▸ What needs to be done: Restate the whole listing exactly.

[START]

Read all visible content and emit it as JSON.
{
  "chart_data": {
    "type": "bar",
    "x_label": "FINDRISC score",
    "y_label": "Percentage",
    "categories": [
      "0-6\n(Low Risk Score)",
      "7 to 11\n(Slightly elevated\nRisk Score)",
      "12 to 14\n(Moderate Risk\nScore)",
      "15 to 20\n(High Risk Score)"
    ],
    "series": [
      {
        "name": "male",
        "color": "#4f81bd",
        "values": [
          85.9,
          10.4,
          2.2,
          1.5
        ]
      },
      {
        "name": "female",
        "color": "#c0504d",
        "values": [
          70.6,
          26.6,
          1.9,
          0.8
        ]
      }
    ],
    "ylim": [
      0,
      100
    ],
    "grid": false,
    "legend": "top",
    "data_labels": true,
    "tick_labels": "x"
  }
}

[END]

▸ Answer in full:
Read all visible content and emit it as JSON.
{
  "chart_data": {
    "type": "bar",
    "x_label": "FINDRISC score",
    "y_label": "Percentage",
    "categories": [
      "0-6\n(Low Risk Score)",
      "7 to 11\n(Slightly elevated\nRisk Score)",
      "12 to 14\n(Moderate Risk\nScore)",
      "15 to 20\n(High Risk Score)"
    ],
    "series": [
      {
        "name": "male",
        "color": "#4f81bd",
        "values": [
          85.9,
          10.4,
          2.2,
          1.5
        ]
      },
      {
        "name": "female",
        "color": "#c0504d",
        "values": [
          70.6,
          26.6,
          1.9,
          0.8
        ]
      }
    ],
    "ylim": [
      0,
      100
    ],
    "grid": false,
    "legend": "top",
    "data_labels": true,
    "tick_labels": "x"
  }
}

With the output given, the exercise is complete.